RECORD LIST:
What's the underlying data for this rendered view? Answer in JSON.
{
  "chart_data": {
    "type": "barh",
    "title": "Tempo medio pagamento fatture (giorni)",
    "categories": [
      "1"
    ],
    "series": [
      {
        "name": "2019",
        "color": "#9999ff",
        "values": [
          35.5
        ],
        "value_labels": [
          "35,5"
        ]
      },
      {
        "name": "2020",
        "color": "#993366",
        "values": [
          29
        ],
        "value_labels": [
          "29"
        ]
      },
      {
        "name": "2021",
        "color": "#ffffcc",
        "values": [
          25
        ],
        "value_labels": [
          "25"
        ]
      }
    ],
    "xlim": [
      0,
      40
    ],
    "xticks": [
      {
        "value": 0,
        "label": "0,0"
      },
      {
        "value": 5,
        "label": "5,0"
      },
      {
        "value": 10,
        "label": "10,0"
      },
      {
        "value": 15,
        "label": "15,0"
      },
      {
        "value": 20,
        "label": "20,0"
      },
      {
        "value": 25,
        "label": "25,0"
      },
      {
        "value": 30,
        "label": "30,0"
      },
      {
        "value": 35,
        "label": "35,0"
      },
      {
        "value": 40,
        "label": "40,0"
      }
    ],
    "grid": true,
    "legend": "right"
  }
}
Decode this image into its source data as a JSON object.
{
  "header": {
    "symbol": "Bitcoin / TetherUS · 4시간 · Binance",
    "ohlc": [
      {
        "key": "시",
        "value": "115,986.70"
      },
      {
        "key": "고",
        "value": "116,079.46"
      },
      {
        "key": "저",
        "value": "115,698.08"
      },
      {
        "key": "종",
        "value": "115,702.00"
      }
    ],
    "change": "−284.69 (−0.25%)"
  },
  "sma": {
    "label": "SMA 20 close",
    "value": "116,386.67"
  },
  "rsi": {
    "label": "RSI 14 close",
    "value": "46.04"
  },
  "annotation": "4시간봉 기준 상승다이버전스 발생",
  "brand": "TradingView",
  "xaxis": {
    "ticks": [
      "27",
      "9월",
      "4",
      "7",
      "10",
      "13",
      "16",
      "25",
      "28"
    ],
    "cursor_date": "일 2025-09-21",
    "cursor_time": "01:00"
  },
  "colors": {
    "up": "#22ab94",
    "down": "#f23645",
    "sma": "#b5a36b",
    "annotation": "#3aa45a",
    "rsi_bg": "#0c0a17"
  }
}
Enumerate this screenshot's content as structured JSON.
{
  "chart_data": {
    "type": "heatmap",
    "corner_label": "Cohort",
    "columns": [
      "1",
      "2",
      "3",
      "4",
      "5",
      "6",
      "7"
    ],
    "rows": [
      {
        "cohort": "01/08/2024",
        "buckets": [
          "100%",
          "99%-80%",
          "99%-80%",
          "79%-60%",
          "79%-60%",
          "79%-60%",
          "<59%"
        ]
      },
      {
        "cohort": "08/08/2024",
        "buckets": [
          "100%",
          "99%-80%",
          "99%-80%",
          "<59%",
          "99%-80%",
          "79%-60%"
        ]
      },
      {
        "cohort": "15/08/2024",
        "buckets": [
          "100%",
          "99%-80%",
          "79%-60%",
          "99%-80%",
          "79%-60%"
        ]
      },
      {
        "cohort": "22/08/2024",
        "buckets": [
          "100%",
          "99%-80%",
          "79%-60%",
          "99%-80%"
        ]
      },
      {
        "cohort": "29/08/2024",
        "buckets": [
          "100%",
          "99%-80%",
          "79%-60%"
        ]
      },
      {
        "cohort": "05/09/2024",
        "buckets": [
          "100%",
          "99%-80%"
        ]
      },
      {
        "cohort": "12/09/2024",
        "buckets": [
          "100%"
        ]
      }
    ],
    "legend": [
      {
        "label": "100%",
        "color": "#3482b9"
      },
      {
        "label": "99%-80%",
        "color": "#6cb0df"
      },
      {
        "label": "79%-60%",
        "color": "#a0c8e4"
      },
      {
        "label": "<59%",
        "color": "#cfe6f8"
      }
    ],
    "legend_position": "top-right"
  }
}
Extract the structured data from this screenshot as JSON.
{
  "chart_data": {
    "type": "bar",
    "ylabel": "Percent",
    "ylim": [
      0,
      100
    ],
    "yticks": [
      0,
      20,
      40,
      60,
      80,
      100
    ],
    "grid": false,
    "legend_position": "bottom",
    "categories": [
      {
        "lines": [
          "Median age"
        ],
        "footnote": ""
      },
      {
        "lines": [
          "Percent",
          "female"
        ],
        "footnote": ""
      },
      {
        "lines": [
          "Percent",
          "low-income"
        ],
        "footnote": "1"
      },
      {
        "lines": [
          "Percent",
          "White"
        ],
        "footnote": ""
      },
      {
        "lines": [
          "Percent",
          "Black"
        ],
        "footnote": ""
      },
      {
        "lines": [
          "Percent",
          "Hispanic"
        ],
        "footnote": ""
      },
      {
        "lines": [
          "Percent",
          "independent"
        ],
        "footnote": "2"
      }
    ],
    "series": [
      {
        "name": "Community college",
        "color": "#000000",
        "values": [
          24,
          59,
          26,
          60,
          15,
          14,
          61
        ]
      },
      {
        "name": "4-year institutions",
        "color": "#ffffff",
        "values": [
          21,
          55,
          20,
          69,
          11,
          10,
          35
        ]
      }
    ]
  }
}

PROBLEM DETAILS:
Output all preceding records character for character.

SOLUTION TO THIS PROBLEM:
What's the underlying data for this rendered view? Answer in JSON.
{
  "chart_data": {
    "type": "barh",
    "title": "Tempo medio pagamento fatture (giorni)",
    "categories": [
      "1"
    ],
    "series": [
      {
        "name": "2019",
        "color": "#9999ff",
        "values": [
          35.5
        ],
        "value_labels": [
          "35,5"
        ]
      },
      {
        "name": "2020",
        "color": "#993366",
        "values": [
          29
        ],
        "value_labels": [
          "29"
        ]
      },
      {
        "name": "2021",
        "color": "#ffffcc",
        "values": [
          25
        ],
        "value_labels": [
          "25"
        ]
      }
    ],
    "xlim": [
      0,
      40
    ],
    "xticks": [
      {
        "value": 0,
        "label": "0,0"
      },
      {
        "value": 5,
        "label": "5,0"
      },
      {
        "value": 10,
        "label": "10,0"
      },
      {
        "value": 15,
        "label": "15,0"
      },
      {
        "value": 20,
        "label": "20,0"
      },
      {
        "value": 25,
        "label": "25,0"
      },
      {
        "value": 30,
        "label": "30,0"
      },
      {
        "value": 35,
        "label": "35,0"
      },
      {
        "value": 40,
        "label": "40,0"
      }
    ],
    "grid": true,
    "legend": "right"
  }
}
Decode this image into its source data as a JSON object.
{
  "header": {
    "symbol": "Bitcoin / TetherUS · 4시간 · Binance",
    "ohlc": [
      {
        "key": "시",
        "value": "115,986.70"
      },
      {
        "key": "고",
        "value": "116,079.46"
      },
      {
        "key": "저",
        "value": "115,698.08"
      },
      {
        "key": "종",
        "value": "115,702.00"
      }
    ],
    "change": "−284.69 (−0.25%)"
  },
  "sma": {
    "label": "SMA 20 close",
    "value": "116,386.67"
  },
  "rsi": {
    "label": "RSI 14 close",
    "value": "46.04"
  },
  "annotation": "4시간봉 기준 상승다이버전스 발생",
  "brand": "TradingView",
  "xaxis": {
    "ticks": [
      "27",
      "9월",
      "4",
      "7",
      "10",
      "13",
      "16",
      "25",
      "28"
    ],
    "cursor_date": "일 2025-09-21",
    "cursor_time": "01:00"
  },
  "colors": {
    "up": "#22ab94",
    "down": "#f23645",
    "sma": "#b5a36b",
    "annotation": "#3aa45a",
    "rsi_bg": "#0c0a17"
  }
}
Enumerate this screenshot's content as structured JSON.
{
  "chart_data": {
    "type": "heatmap",
    "corner_label": "Cohort",
    "columns": [
      "1",
      "2",
      "3",
      "4",
      "5",
      "6",
      "7"
    ],
    "rows": [
      {
        "cohort": "01/08/2024",
        "buckets": [
          "100%",
          "99%-80%",
          "99%-80%",
          "79%-60%",
          "79%-60%",
          "79%-60%",
          "<59%"
        ]
      },
      {
        "cohort": "08/08/2024",
        "buckets": [
          "100%",
          "99%-80%",
          "99%-80%",
          "<59%",
          "99%-80%",
          "79%-60%"
        ]
      },
      {
        "cohort": "15/08/2024",
        "buckets": [
          "100%",
          "99%-80%",
          "79%-60%",
          "99%-80%",
          "79%-60%"
        ]
      },
      {
        "cohort": "22/08/2024",
        "buckets": [
          "100%",
          "99%-80%",
          "79%-60%",
          "99%-80%"
        ]
      },
      {
        "cohort": "29/08/2024",
        "buckets": [
          "100%",
          "99%-80%",
          "79%-60%"
        ]
      },
      {
        "cohort": "05/09/2024",
        "buckets": [
          "100%",
          "99%-80%"
        ]
      },
      {
        "cohort": "12/09/2024",
        "buckets": [
          "100%"
        ]
      }
    ],
    "legend": [
      {
        "label": "100%",
        "color": "#3482b9"
      },
      {
        "label": "99%-80%",
        "color": "#6cb0df"
      },
      {
        "label": "79%-60%",
        "color": "#a0c8e4"
      },
      {
        "label": "<59%",
        "color": "#cfe6f8"
      }
    ],
    "legend_position": "top-right"
  }
}
Extract the structured data from this screenshot as JSON.
{
  "chart_data": {
    "type": "bar",
    "ylabel": "Percent",
    "ylim": [
      0,
      100
    ],
    "yticks": [
      0,
      20,
      40,
      60,
      80,
      100
    ],
    "grid": false,
    "legend_position": "bottom",
    "categories": [
      {
        "lines": [
          "Median age"
        ],
        "footnote": ""
      },
      {
        "lines": [
          "Percent",
          "female"
        ],
        "footnote": ""
      },
      {
        "lines": [
          "Percent",
          "low-income"
        ],
        "footnote": "1"
      },
      {
        "lines": [
          "Percent",
          "White"
        ],
        "footnote": ""
      },
      {
        "lines": [
          "Percent",
          "Black"
        ],
        "footnote": ""
      },
      {
        "lines": [
          "Percent",
          "Hispanic"
        ],
        "footnote": ""
      },
      {
        "lines": [
          "Percent",
          "independent"
        ],
        "footnote": "2"
      }
    ],
    "series": [
      {
        "name": "Community college",
        "color": "#000000",
        "values": [
          24,
          59,
          26,
          60,
          15,
          14,
          61
        ]
      },
      {
        "name": "4-year institutions",
        "color": "#ffffff",
        "values": [
          21,
          55,
          20,
          69,
          11,
          10,
          35
        ]
      }
    ]
  }
}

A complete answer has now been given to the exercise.